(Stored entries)
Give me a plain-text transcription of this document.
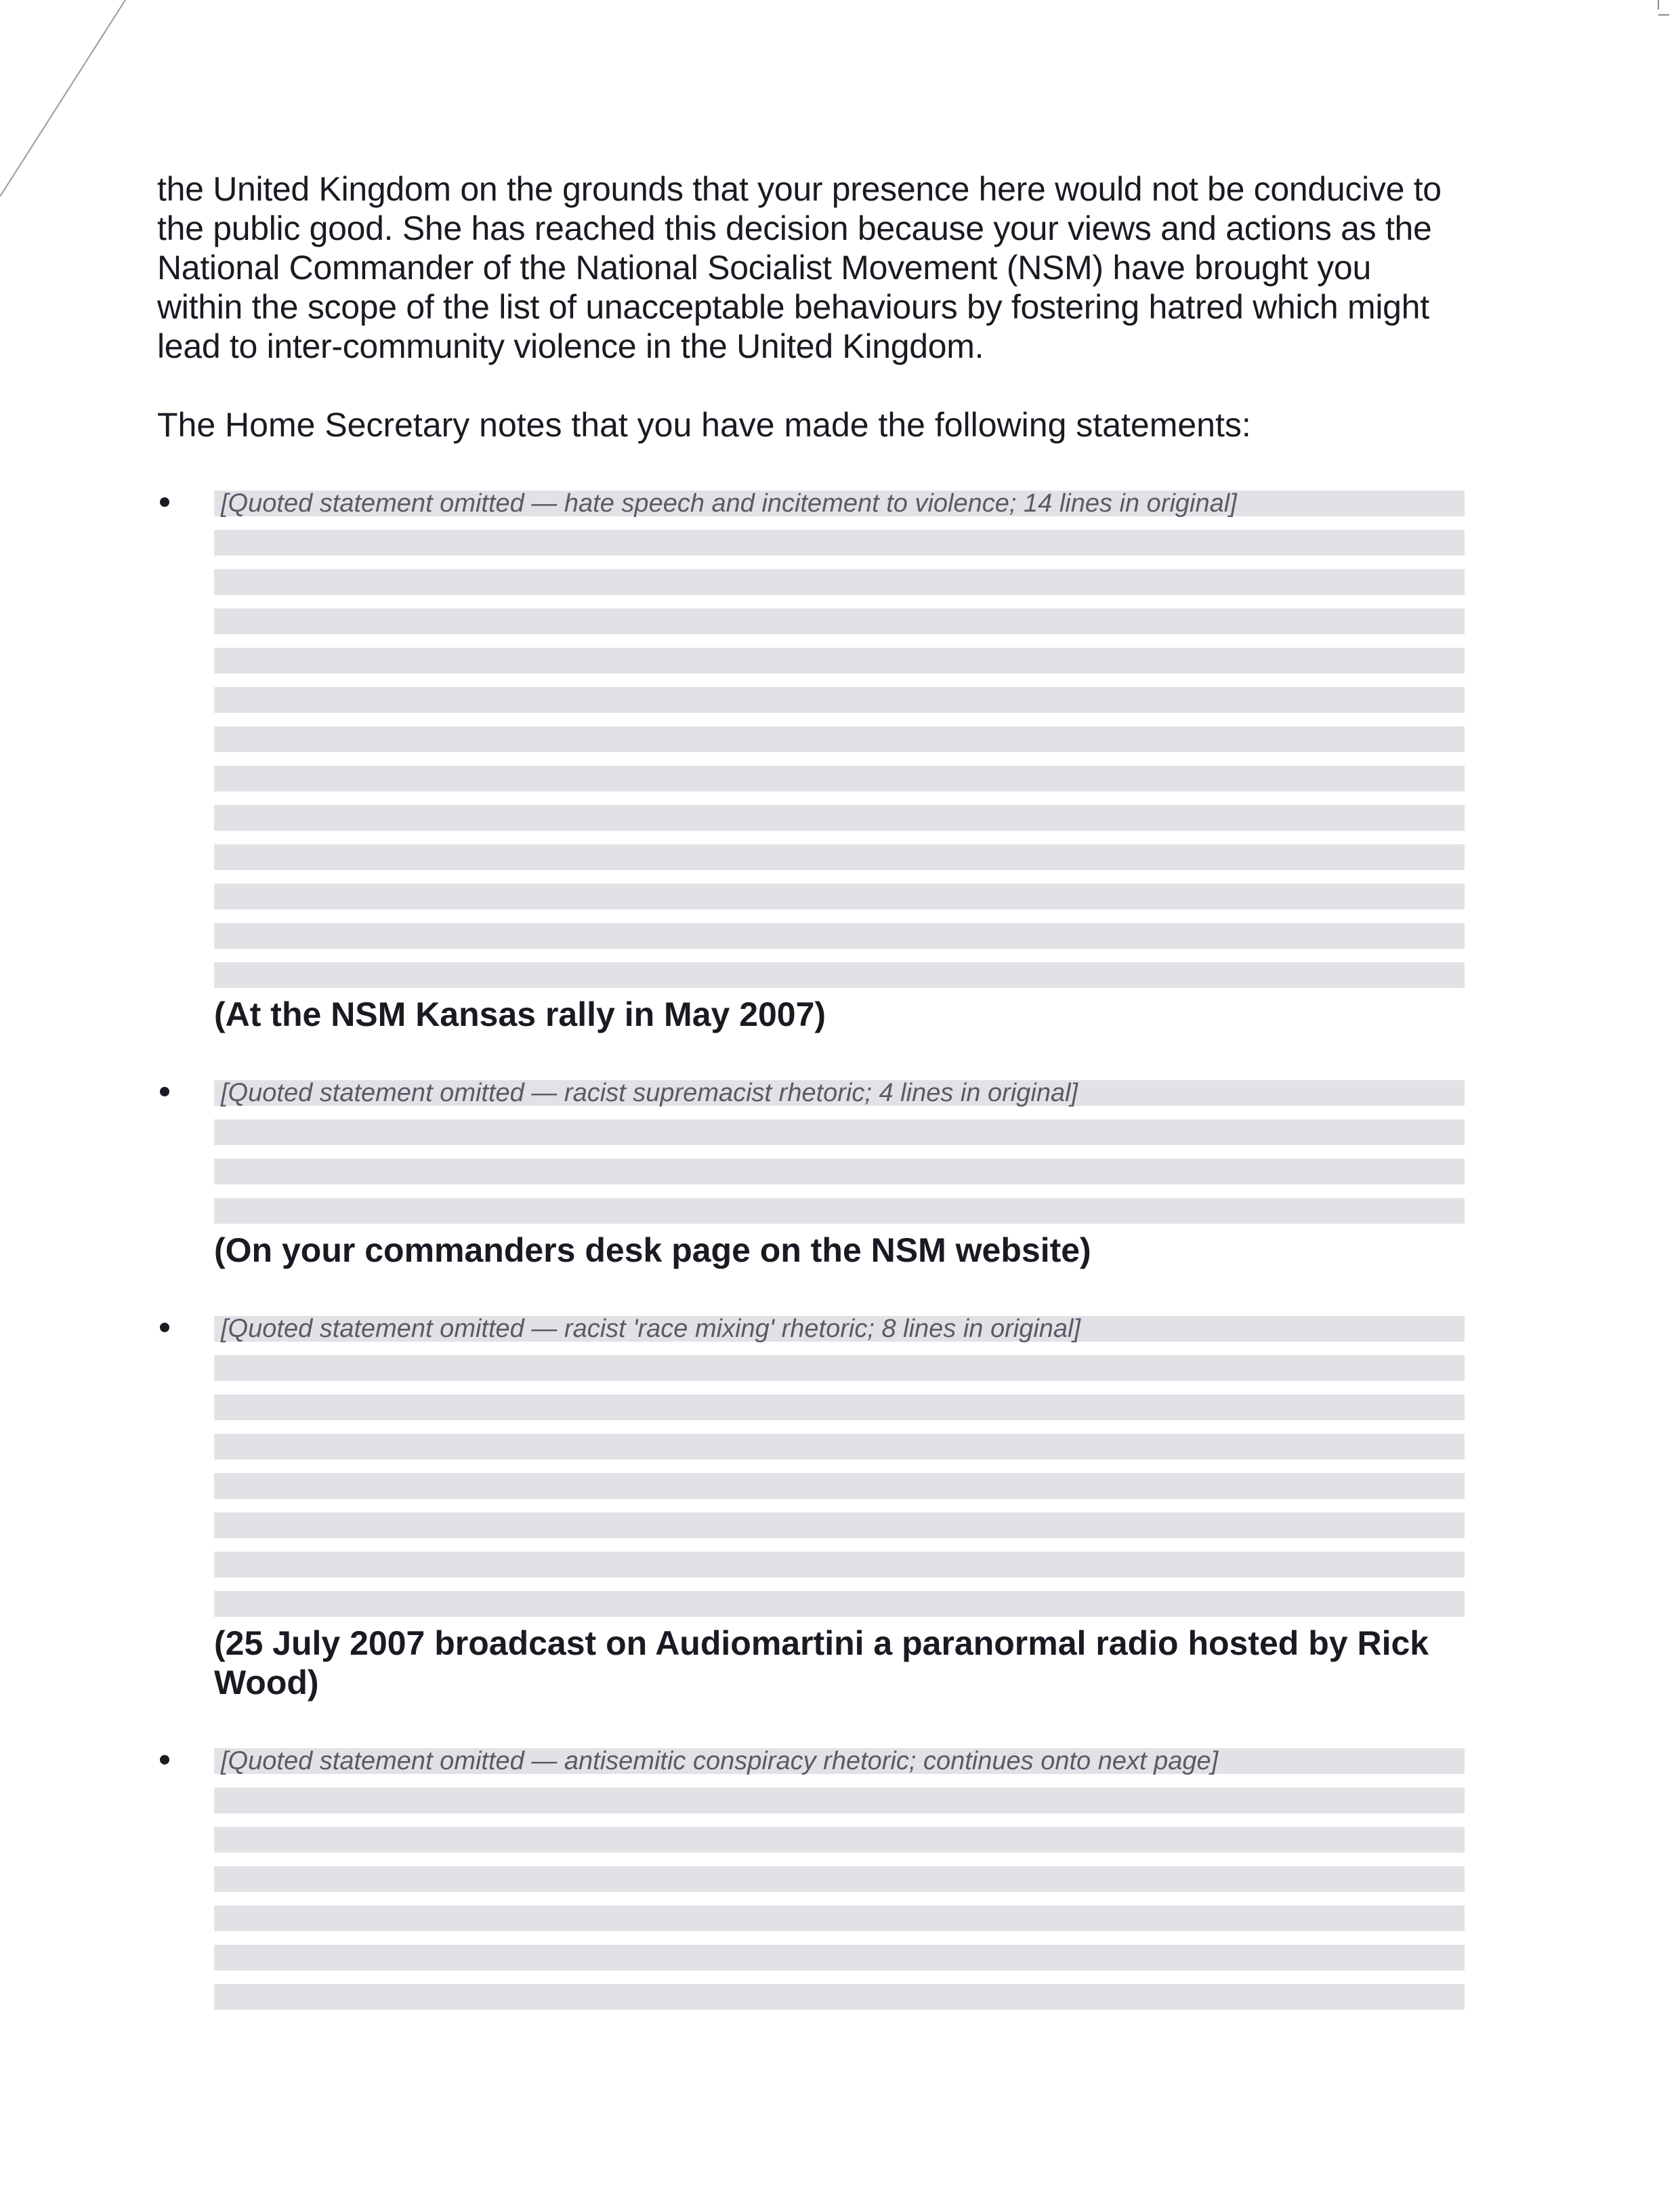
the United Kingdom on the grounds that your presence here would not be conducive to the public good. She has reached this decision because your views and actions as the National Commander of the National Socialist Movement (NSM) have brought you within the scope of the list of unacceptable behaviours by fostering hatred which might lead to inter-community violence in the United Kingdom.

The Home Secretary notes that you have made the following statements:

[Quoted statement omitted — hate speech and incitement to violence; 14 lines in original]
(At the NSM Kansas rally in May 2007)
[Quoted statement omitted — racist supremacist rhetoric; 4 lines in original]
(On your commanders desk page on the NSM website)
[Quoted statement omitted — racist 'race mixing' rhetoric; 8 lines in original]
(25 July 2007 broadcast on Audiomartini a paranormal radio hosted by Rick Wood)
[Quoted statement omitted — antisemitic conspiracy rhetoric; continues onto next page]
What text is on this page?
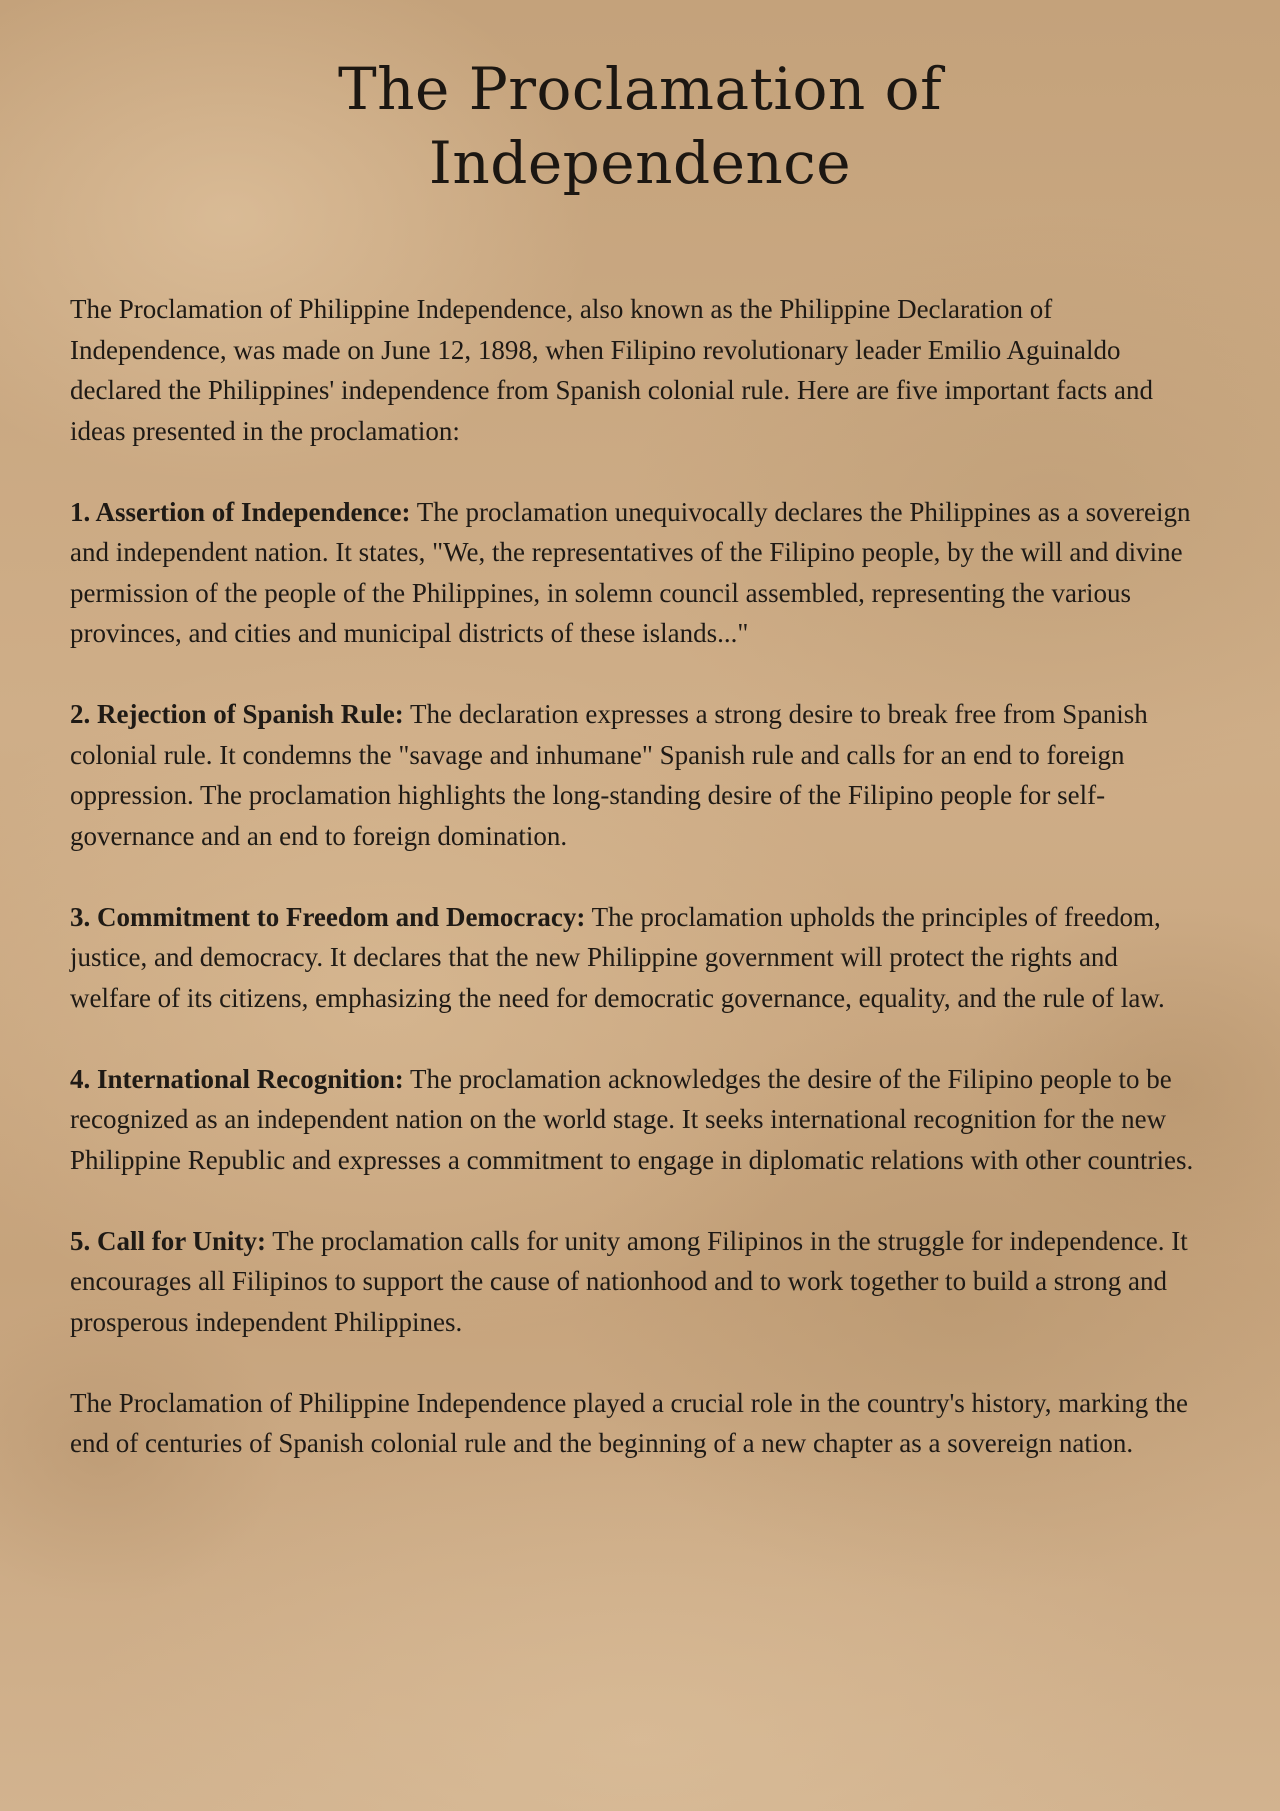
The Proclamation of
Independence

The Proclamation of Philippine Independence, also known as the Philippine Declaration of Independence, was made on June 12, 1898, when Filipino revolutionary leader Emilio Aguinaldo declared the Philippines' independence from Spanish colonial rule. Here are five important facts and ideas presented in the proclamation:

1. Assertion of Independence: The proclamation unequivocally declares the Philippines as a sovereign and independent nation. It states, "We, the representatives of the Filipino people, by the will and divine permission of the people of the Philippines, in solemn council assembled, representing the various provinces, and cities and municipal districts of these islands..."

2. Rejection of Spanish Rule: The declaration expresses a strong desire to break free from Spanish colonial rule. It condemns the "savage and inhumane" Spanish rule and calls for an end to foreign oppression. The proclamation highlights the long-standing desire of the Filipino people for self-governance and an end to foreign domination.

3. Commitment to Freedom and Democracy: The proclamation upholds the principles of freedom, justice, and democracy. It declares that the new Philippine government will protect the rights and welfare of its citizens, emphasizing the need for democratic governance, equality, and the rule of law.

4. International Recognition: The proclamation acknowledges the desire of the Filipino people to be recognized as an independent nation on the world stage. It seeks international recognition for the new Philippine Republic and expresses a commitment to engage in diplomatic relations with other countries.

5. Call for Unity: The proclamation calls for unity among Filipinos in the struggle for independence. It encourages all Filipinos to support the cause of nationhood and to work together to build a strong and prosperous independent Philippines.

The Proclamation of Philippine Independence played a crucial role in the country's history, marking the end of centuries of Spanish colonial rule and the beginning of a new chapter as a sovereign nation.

**What you have to do:**
Without the pictures, repeat all the records word for word.

**Complete response:**
Give me a plain-text transcription of this document.
the United Kingdom on the grounds that your presence here would not be conducive to the public good. She has reached this decision because your views and actions as the National Commander of the National Socialist Movement (NSM) have brought you within the scope of the list of unacceptable behaviours by fostering hatred which might lead to inter-community violence in the United Kingdom.

The Home Secretary notes that you have made the following statements:

[Quoted statement omitted — hate speech and incitement to violence; 14 lines in original]
(At the NSM Kansas rally in May 2007)
[Quoted statement omitted — racist supremacist rhetoric; 4 lines in original]
(On your commanders desk page on the NSM website)
[Quoted statement omitted — racist 'race mixing' rhetoric; 8 lines in original]
(25 July 2007 broadcast on Audiomartini a paranormal radio hosted by Rick Wood)
[Quoted statement omitted — antisemitic conspiracy rhetoric; continues onto next page]
What text is on this page?
The Proclamation of
Independence

The Proclamation of Philippine Independence, also known as the Philippine Declaration of Independence, was made on June 12, 1898, when Filipino revolutionary leader Emilio Aguinaldo declared the Philippines' independence from Spanish colonial rule. Here are five important facts and ideas presented in the proclamation:

1. Assertion of Independence: The proclamation unequivocally declares the Philippines as a sovereign and independent nation. It states, "We, the representatives of the Filipino people, by the will and divine permission of the people of the Philippines, in solemn council assembled, representing the various provinces, and cities and municipal districts of these islands..."

2. Rejection of Spanish Rule: The declaration expresses a strong desire to break free from Spanish colonial rule. It condemns the "savage and inhumane" Spanish rule and calls for an end to foreign oppression. The proclamation highlights the long-standing desire of the Filipino people for self-governance and an end to foreign domination.

3. Commitment to Freedom and Democracy: The proclamation upholds the principles of freedom, justice, and democracy. It declares that the new Philippine government will protect the rights and welfare of its citizens, emphasizing the need for democratic governance, equality, and the rule of law.

4. International Recognition: The proclamation acknowledges the desire of the Filipino people to be recognized as an independent nation on the world stage. It seeks international recognition for the new Philippine Republic and expresses a commitment to engage in diplomatic relations with other countries.

5. Call for Unity: The proclamation calls for unity among Filipinos in the struggle for independence. It encourages all Filipinos to support the cause of nationhood and to work together to build a strong and prosperous independent Philippines.

The Proclamation of Philippine Independence played a crucial role in the country's history, marking the end of centuries of Spanish colonial rule and the beginning of a new chapter as a sovereign nation.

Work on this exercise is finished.